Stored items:
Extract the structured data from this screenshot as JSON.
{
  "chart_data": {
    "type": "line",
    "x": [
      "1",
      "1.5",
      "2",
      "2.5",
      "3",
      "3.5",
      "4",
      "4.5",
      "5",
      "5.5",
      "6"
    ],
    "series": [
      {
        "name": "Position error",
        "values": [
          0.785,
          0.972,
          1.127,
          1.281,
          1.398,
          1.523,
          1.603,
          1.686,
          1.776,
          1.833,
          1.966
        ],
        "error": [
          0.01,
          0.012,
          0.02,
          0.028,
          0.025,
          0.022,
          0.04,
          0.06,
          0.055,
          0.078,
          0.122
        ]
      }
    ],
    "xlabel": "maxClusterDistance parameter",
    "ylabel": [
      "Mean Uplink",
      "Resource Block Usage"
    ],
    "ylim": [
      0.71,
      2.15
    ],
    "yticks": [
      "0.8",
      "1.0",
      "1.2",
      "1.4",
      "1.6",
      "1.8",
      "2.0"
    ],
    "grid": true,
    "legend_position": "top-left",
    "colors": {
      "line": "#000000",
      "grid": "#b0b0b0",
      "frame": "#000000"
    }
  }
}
--
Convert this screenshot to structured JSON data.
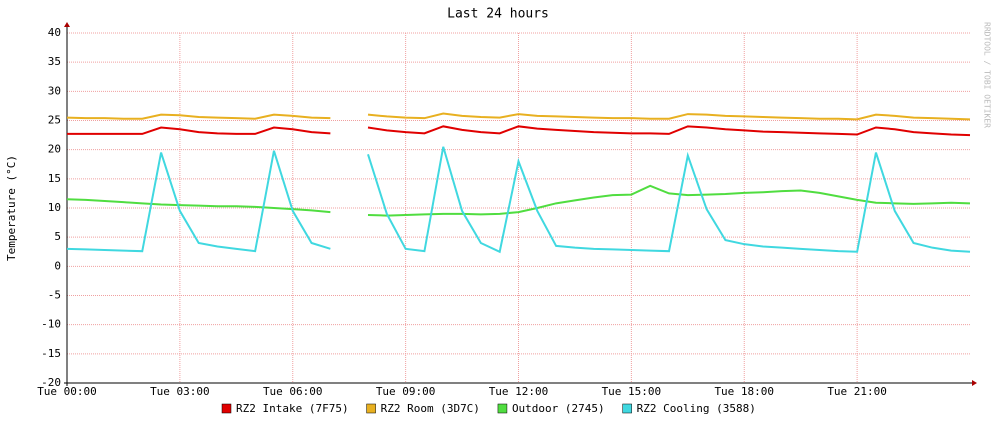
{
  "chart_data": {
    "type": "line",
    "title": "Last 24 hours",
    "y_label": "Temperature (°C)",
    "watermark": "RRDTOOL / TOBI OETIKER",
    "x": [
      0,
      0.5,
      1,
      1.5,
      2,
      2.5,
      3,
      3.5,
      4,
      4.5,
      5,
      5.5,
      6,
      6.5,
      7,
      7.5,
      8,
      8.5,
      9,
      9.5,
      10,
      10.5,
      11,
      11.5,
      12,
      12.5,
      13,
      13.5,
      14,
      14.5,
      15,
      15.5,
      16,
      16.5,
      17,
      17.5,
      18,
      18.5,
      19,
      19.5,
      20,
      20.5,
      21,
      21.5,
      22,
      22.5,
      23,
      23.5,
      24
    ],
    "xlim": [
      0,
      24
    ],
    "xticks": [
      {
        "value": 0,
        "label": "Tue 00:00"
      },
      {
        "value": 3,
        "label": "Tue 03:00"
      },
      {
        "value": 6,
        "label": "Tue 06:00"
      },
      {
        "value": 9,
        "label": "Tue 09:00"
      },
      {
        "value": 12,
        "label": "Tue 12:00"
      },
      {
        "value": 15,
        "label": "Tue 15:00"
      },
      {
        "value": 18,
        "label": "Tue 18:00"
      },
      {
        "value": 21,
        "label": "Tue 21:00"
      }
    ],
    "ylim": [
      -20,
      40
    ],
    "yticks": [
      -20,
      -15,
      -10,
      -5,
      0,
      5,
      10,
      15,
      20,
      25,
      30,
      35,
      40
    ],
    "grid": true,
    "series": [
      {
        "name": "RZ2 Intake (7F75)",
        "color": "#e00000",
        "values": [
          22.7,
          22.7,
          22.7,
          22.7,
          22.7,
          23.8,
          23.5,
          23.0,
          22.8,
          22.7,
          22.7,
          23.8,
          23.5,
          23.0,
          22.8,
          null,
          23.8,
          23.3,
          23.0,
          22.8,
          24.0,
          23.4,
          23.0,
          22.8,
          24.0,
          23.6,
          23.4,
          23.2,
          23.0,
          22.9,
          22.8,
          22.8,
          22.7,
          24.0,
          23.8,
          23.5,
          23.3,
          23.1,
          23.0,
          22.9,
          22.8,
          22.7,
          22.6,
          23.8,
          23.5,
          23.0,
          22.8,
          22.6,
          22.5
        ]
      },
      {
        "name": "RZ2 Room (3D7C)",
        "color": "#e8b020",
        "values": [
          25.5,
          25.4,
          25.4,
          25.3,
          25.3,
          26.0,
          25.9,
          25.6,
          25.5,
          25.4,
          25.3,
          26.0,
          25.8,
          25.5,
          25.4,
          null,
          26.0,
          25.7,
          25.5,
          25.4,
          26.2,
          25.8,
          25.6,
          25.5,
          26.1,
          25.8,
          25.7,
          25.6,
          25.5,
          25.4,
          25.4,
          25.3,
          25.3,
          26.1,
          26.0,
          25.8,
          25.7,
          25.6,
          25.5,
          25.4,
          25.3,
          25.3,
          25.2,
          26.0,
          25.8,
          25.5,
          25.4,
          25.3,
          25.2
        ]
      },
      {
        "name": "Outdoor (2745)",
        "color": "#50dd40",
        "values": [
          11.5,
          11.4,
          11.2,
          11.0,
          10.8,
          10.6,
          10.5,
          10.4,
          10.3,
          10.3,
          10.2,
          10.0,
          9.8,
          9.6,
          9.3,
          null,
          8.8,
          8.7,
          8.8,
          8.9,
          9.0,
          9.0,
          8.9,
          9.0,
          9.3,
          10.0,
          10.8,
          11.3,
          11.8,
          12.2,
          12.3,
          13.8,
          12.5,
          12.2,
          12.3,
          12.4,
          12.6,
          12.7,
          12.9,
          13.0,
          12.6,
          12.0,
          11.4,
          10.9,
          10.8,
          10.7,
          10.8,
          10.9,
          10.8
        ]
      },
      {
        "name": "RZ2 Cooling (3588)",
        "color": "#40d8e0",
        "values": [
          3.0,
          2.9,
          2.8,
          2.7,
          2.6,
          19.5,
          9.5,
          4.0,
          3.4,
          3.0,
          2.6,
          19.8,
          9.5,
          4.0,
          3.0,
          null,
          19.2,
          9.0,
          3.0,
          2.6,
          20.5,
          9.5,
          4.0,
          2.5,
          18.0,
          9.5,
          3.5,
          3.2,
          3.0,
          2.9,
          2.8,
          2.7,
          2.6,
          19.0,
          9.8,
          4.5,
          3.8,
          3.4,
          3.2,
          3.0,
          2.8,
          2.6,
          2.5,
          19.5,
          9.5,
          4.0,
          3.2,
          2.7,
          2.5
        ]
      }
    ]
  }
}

> **WHAT YOU NEED TO DO**
Scan the material above for the word "this". Copy each line where it occurs.

> **FINISHED ANSWER**
Extract the structured data from this screenshot as JSON.
Convert this screenshot to structured JSON data.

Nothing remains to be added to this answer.